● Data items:
"""
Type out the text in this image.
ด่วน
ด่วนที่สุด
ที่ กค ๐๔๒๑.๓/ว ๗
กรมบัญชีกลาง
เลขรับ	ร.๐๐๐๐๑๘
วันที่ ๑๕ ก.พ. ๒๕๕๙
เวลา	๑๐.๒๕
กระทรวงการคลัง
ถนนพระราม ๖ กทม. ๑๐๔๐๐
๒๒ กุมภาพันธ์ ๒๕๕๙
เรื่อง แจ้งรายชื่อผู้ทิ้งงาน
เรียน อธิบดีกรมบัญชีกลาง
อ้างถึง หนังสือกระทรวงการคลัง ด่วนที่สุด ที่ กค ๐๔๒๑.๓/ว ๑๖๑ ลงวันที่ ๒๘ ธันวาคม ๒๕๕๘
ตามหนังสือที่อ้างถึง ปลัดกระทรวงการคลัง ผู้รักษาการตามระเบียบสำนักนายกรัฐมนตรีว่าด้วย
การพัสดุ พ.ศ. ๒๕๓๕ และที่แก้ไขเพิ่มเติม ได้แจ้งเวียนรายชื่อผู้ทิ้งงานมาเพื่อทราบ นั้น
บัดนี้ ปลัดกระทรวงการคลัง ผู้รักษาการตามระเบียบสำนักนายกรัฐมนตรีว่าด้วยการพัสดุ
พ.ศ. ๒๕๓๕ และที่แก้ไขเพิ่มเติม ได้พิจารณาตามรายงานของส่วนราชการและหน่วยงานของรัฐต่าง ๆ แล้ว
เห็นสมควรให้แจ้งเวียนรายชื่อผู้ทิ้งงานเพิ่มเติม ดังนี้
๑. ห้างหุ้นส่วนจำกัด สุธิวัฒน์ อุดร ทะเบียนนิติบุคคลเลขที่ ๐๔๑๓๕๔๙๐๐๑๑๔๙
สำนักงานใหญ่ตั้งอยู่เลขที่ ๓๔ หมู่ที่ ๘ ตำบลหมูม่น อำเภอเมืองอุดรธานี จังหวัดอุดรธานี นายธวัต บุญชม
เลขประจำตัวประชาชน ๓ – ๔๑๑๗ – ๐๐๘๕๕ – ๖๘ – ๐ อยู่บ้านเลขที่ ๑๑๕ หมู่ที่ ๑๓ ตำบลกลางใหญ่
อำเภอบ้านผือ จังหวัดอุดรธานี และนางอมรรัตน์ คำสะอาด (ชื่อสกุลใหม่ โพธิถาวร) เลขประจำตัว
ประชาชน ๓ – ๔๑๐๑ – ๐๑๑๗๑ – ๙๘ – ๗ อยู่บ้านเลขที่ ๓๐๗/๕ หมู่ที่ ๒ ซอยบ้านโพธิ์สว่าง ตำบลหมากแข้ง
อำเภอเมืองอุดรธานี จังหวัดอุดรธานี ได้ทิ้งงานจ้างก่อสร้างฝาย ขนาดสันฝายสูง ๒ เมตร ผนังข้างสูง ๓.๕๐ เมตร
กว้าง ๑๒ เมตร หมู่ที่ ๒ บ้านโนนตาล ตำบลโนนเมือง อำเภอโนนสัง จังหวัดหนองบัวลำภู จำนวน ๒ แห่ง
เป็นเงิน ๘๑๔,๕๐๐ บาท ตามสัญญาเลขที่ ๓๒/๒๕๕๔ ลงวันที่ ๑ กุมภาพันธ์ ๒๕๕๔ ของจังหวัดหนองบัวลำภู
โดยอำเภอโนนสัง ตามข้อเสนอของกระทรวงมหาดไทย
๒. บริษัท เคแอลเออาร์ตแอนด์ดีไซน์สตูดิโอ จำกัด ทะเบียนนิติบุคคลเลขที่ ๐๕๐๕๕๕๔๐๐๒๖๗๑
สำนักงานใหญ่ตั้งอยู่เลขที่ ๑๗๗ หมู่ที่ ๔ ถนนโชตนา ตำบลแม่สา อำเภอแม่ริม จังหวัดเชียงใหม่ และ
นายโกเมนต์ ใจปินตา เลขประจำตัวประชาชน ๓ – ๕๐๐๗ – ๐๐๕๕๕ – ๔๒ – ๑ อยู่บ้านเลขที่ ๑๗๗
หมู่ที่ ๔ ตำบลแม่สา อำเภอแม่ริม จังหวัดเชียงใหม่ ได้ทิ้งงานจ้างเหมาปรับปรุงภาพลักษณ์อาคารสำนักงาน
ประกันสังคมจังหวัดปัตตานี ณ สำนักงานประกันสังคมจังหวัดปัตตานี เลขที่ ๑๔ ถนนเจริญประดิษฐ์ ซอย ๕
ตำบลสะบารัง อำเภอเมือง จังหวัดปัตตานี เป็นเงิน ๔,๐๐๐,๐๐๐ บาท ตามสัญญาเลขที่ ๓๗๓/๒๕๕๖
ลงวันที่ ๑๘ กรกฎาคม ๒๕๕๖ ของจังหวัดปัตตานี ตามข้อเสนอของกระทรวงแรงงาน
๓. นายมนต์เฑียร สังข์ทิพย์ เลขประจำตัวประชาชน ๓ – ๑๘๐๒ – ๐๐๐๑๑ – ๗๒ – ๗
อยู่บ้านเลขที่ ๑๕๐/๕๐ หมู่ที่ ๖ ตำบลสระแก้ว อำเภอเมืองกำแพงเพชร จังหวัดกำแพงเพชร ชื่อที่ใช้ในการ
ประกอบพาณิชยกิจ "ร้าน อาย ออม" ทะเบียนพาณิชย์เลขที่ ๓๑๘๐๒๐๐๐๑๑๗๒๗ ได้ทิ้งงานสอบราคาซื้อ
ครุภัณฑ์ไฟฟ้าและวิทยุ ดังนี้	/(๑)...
"""
● WHAT IS REQUIRED:
Which lines include the word "เลขประจำต"? Copy every one of them.

● TASK ANSWER:
เลขประจำตัวประชาชน ๓ – ๔๑๑๗ – ๐๐๘๕๕ – ๖๘ – ๐ อยู่บ้านเลขที่ ๑๑๕ หมู่ที่ ๑๓ ตำบลกลางใหญ่
อำเภอบ้านผือ จังหวัดอุดรธานี และนางอมรรัตน์ คำสะอาด (ชื่อสกุลใหม่ โพธิถาวร) เลขประจำตัว
นายโกเมนต์ ใจปินตา เลขประจำตัวประชาชน ๓ – ๕๐๐๗ – ๐๐๕๕๕ – ๔๒ – ๑ อยู่บ้านเลขที่ ๑๗๗
๓. นายมนต์เฑียร สังข์ทิพย์ เลขประจำตัวประชาชน ๓ – ๑๘๐๒ – ๐๐๐๑๑ – ๗๒ – ๗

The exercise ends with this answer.